Excerpts from a figure dataset:

========

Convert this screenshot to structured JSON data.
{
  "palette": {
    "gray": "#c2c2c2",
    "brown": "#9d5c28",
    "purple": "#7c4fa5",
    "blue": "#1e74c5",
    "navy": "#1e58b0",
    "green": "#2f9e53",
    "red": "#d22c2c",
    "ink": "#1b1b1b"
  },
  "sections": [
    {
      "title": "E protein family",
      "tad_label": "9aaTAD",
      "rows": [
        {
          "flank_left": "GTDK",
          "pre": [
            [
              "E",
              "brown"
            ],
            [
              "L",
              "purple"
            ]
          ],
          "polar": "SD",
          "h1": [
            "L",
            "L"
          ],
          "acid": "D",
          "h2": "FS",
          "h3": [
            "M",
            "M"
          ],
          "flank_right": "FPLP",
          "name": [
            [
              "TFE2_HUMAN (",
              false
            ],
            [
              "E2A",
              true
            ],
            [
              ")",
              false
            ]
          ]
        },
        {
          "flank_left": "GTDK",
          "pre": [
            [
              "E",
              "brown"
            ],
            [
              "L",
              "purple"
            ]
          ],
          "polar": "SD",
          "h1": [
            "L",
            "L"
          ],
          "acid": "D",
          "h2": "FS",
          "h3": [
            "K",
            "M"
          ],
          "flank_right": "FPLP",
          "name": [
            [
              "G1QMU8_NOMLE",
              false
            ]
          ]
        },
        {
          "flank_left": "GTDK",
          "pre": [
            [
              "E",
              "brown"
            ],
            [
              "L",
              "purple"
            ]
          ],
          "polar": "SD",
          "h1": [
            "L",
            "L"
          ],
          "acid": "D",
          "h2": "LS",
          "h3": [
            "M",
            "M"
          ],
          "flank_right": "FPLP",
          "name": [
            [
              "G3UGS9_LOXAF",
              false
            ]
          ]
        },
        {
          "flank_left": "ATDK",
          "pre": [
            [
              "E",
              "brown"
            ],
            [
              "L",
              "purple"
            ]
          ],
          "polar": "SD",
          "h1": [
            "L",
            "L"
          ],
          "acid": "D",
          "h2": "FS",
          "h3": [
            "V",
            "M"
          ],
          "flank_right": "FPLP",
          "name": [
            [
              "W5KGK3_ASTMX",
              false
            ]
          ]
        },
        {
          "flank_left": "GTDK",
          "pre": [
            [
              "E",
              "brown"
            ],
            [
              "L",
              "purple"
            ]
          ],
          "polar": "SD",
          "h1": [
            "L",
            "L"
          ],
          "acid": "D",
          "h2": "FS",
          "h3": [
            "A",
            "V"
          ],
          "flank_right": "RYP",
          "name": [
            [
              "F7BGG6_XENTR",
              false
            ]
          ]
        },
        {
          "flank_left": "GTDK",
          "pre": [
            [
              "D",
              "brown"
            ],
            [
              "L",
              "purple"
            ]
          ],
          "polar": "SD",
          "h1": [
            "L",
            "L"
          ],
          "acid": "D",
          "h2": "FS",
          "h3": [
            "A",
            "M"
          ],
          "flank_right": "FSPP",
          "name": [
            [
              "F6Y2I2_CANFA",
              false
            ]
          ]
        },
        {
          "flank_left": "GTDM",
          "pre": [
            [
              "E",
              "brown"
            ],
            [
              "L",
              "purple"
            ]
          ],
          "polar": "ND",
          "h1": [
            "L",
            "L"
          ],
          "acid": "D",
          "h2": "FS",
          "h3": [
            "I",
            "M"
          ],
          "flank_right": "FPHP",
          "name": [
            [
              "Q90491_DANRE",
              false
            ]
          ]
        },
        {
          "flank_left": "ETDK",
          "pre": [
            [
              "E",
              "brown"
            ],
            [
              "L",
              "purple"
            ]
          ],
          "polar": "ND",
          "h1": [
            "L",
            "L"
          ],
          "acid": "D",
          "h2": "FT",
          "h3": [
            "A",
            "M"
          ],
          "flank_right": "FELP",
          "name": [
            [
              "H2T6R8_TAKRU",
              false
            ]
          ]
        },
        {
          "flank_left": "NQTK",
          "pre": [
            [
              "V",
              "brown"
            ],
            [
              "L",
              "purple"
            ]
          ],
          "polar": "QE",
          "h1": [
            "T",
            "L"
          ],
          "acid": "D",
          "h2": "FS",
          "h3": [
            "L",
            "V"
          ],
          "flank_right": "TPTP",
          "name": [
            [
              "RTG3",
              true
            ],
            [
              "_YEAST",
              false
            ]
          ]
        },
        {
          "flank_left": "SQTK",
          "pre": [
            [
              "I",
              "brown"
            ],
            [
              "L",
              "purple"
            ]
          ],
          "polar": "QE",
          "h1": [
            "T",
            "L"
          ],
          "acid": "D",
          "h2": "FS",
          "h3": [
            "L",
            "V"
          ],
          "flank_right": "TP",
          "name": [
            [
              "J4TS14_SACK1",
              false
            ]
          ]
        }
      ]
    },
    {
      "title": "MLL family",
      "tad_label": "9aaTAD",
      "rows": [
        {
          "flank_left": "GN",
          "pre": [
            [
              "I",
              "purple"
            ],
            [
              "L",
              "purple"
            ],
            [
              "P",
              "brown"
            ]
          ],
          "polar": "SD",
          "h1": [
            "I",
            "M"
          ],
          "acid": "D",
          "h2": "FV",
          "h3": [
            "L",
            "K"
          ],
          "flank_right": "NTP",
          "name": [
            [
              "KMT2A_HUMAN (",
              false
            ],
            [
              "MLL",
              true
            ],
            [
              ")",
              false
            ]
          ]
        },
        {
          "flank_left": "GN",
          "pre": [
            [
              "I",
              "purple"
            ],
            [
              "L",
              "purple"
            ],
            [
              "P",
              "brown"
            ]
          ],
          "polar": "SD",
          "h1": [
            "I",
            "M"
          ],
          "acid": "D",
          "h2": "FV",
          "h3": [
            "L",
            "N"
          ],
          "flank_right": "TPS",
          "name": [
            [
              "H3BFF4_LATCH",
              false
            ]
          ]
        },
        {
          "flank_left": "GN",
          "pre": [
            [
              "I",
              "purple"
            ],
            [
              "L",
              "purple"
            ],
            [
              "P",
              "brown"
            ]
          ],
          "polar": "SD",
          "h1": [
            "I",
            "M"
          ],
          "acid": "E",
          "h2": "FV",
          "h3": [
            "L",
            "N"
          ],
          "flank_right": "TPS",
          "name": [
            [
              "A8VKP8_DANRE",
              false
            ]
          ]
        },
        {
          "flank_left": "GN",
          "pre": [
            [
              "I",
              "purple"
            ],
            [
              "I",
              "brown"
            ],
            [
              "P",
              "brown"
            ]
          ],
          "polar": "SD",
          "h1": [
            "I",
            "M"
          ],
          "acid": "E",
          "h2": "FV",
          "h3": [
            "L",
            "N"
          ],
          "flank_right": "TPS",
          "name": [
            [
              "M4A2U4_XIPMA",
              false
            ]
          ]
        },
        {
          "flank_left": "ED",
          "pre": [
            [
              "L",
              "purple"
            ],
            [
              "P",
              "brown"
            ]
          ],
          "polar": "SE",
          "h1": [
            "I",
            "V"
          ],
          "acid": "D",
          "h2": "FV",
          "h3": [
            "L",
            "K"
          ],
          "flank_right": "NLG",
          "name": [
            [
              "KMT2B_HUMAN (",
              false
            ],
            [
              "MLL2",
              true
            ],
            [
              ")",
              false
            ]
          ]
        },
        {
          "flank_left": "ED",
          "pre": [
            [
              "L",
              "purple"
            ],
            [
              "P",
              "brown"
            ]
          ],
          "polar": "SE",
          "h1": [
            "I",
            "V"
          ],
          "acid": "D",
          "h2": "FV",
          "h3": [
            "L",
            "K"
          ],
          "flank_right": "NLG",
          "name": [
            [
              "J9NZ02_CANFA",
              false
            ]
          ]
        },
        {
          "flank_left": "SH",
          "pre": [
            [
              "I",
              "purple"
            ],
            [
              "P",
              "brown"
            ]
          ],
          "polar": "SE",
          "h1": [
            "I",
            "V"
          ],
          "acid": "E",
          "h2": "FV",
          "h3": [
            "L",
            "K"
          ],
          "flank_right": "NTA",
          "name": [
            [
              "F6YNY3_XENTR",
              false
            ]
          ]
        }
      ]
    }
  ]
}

========

What to work on:
Where a line of the data contains "title", copy that line.

Worked solution:
      "title": "E protein family",
      "title": "MLL family",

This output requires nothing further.